__Goal__. Omit every picture while repeating the entries exactly.

++++ Listed entries

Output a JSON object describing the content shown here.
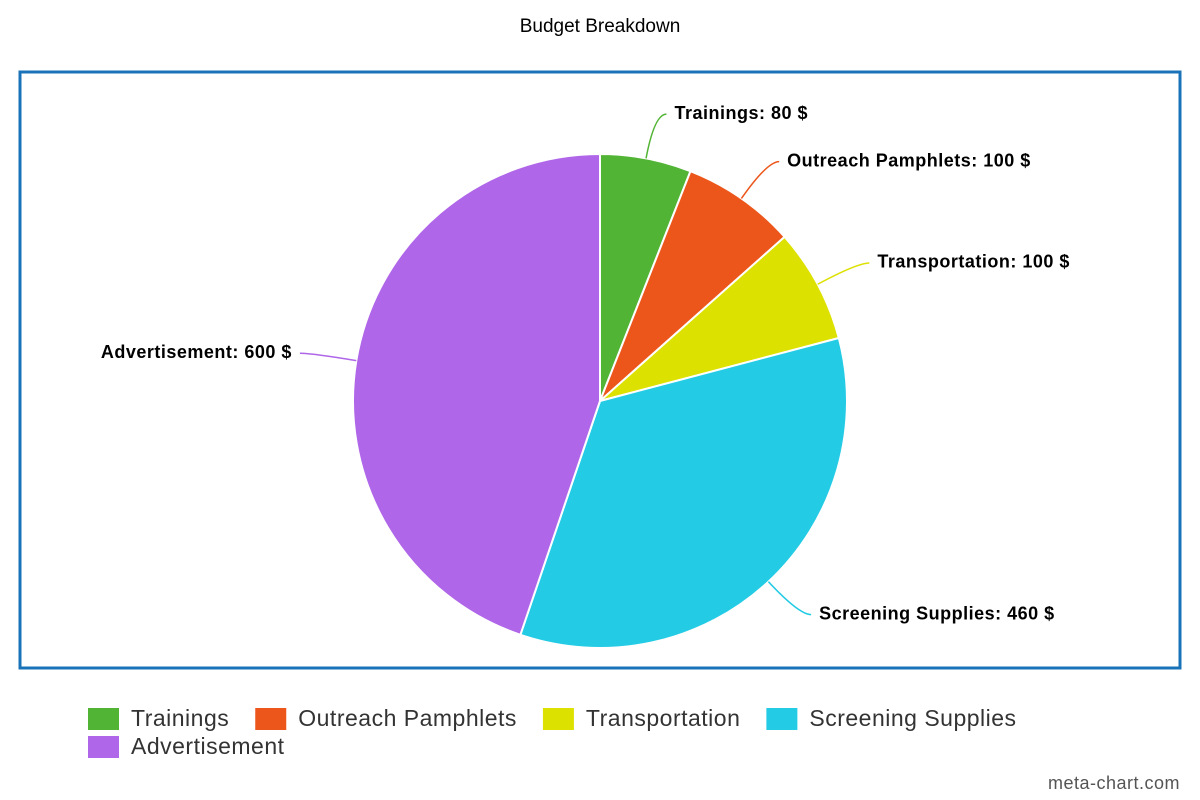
{
  "chart_data": {
    "type": "pie",
    "title": "Budget Breakdown",
    "categories": [
      "Trainings",
      "Outreach Pamphlets",
      "Transportation",
      "Screening Supplies",
      "Advertisement"
    ],
    "values": [
      80,
      100,
      100,
      460,
      600
    ],
    "value_labels": [
      "Trainings: 80 $",
      "Outreach Pamphlets: 100 $",
      "Transportation: 100 $",
      "Screening Supplies: 460 $",
      "Advertisement: 600 $"
    ],
    "colors": [
      "#52b435",
      "#ec561b",
      "#dde100",
      "#24cbe5",
      "#b066e8"
    ],
    "legend": "bottom",
    "credit": "meta-chart.com"
  }
}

++++++++

__Written solution__.
Output a JSON object describing the content shown here.
{
  "chart_data": {
    "type": "pie",
    "title": "Budget Breakdown",
    "categories": [
      "Trainings",
      "Outreach Pamphlets",
      "Transportation",
      "Screening Supplies",
      "Advertisement"
    ],
    "values": [
      80,
      100,
      100,
      460,
      600
    ],
    "value_labels": [
      "Trainings: 80 $",
      "Outreach Pamphlets: 100 $",
      "Transportation: 100 $",
      "Screening Supplies: 460 $",
      "Advertisement: 600 $"
    ],
    "colors": [
      "#52b435",
      "#ec561b",
      "#dde100",
      "#24cbe5",
      "#b066e8"
    ],
    "legend": "bottom",
    "credit": "meta-chart.com"
  }
}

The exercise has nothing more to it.